» **The exercise**: Wherever the string "true" occurs in a line of these records, report that line.

Items from a data source:
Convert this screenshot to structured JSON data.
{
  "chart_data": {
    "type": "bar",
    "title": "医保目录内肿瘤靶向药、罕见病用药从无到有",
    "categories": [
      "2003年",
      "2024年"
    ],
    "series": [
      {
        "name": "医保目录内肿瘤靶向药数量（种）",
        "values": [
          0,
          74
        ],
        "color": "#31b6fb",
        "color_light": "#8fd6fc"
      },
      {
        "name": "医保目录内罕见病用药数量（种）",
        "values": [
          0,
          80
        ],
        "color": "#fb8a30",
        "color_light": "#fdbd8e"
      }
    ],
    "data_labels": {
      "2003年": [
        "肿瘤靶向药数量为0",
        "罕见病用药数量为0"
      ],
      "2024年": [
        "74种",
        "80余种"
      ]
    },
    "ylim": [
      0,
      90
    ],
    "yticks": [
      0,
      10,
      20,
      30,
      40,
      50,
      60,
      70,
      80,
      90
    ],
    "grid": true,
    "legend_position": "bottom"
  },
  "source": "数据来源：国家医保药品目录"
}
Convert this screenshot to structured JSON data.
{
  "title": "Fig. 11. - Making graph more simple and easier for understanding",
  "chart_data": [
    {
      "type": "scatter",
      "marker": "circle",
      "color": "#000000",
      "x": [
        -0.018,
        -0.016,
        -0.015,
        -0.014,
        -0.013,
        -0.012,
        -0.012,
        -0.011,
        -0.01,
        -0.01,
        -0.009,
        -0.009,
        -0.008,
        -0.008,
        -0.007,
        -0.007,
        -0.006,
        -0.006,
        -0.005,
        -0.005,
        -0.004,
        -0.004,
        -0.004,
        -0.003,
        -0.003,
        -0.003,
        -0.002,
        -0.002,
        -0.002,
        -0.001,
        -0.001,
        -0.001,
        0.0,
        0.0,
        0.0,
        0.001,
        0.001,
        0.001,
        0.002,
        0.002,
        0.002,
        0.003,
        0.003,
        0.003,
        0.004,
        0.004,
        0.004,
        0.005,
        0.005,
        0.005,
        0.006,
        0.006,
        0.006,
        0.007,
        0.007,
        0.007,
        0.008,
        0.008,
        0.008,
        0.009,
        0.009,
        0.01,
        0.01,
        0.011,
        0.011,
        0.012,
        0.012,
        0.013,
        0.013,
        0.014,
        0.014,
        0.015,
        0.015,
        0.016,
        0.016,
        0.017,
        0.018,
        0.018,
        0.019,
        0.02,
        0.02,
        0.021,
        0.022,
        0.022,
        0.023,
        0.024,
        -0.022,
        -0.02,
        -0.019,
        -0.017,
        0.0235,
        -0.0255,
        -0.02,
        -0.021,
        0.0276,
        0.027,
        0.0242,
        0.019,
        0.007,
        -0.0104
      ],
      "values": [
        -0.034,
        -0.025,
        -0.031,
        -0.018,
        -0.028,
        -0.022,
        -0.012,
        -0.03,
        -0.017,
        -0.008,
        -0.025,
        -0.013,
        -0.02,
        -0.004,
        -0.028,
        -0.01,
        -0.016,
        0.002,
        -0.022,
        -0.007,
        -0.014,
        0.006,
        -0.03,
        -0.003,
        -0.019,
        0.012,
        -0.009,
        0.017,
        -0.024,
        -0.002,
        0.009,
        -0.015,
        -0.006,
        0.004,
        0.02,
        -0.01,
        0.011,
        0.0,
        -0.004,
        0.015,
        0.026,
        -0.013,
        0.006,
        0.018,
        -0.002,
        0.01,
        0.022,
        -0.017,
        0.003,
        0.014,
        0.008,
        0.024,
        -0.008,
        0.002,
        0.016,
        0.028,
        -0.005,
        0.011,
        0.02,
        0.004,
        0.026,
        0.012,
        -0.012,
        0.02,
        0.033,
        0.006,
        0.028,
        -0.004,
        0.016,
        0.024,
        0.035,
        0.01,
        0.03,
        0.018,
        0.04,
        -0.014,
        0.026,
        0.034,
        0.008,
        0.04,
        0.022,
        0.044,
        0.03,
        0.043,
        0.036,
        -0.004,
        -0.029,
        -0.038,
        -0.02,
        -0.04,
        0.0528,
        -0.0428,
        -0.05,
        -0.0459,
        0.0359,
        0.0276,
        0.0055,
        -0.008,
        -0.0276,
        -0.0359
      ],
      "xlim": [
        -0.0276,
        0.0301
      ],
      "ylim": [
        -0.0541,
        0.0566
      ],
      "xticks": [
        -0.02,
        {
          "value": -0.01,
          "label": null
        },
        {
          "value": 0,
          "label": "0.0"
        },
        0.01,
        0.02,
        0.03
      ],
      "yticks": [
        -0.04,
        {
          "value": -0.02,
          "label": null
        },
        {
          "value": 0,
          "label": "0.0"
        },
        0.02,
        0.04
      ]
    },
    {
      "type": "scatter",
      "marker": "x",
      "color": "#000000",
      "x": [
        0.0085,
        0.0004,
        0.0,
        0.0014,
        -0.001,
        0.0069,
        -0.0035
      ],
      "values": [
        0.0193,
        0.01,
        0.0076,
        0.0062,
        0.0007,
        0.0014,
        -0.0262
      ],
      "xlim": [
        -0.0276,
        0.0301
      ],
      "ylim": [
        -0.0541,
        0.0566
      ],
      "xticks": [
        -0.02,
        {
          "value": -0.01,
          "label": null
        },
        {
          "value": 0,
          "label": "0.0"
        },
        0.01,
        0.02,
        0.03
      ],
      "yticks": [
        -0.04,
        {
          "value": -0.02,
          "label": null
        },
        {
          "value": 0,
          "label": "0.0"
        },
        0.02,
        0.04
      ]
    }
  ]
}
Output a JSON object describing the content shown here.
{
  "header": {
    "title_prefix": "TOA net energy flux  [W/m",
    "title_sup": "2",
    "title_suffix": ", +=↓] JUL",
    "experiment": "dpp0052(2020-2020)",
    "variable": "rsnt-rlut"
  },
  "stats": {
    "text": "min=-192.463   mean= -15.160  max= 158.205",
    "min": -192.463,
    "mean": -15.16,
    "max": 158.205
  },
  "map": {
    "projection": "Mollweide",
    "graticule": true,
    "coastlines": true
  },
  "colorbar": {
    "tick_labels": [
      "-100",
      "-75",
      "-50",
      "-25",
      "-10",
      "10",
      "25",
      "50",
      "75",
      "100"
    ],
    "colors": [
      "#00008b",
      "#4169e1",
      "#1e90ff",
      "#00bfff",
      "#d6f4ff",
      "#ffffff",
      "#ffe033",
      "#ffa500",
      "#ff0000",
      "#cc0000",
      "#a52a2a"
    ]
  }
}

» **Exercise output**:
    "grid": true,
    "graticule": true,
    "coastlines": true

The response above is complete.